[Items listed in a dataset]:

┄┄┄┄┄┄

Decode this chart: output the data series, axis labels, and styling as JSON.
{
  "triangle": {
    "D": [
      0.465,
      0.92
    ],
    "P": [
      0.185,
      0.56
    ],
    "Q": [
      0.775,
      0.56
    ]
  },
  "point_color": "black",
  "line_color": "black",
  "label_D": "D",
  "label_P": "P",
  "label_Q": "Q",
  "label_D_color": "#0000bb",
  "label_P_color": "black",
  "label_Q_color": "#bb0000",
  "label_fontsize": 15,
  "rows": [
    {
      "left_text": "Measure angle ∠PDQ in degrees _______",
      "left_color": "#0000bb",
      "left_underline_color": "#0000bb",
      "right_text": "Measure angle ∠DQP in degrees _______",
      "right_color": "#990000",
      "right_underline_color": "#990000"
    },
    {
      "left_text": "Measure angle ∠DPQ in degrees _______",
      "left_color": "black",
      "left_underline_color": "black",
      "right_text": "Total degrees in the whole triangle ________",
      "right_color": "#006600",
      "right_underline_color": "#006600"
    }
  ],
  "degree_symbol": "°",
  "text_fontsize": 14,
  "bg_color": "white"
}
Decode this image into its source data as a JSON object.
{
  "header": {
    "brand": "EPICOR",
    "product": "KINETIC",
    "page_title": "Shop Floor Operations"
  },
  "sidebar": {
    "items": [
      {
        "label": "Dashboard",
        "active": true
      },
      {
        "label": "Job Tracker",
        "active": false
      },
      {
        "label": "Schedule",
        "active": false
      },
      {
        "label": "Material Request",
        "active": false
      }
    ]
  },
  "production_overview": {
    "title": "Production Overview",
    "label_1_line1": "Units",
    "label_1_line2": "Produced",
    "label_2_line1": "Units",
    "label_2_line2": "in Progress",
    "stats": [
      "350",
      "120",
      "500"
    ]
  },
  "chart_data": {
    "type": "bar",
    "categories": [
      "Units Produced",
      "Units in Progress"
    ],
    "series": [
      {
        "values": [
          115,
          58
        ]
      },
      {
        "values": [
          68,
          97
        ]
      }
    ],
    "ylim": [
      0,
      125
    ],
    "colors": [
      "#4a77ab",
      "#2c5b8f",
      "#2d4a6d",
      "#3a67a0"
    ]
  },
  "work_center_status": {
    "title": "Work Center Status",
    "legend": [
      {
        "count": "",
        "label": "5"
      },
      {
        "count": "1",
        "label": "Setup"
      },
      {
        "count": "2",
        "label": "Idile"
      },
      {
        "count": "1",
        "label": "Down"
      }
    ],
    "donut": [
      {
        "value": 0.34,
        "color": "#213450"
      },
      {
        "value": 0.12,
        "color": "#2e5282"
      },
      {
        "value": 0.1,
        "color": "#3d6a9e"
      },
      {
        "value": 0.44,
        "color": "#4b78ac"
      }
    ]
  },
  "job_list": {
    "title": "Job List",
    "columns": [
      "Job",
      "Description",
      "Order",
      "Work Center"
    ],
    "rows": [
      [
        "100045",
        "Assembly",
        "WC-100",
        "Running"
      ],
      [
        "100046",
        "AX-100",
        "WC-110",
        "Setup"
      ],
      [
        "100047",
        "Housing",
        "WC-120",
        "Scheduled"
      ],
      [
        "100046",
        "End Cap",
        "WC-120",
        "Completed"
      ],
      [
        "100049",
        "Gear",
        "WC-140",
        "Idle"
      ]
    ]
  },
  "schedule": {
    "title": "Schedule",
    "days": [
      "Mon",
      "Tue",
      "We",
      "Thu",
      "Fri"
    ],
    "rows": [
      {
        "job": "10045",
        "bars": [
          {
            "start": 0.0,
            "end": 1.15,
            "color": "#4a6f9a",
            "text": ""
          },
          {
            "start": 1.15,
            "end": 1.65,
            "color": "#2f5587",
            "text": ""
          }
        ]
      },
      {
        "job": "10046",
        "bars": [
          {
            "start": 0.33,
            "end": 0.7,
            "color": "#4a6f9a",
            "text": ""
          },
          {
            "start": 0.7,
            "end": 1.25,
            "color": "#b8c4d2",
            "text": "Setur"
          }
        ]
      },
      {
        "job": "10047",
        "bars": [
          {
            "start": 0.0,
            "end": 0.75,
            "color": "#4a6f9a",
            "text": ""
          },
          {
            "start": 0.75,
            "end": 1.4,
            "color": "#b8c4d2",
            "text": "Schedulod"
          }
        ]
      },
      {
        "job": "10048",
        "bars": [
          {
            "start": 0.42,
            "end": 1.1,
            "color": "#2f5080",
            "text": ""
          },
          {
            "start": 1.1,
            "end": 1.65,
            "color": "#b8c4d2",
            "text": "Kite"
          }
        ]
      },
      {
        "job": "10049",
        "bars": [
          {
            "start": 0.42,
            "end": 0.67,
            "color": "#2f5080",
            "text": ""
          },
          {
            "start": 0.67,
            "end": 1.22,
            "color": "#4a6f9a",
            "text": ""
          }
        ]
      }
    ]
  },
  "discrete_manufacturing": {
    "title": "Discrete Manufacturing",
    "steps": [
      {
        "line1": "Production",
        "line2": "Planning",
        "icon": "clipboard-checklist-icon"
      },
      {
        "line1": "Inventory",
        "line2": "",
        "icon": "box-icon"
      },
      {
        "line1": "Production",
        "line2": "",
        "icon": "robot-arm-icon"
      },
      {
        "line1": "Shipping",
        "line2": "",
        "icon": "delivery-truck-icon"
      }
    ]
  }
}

┄┄┄┄┄┄

[Exercise instructions]: Tally up the lines in the records containing the word "series", then give the count and nothing else.

[Task result]: 2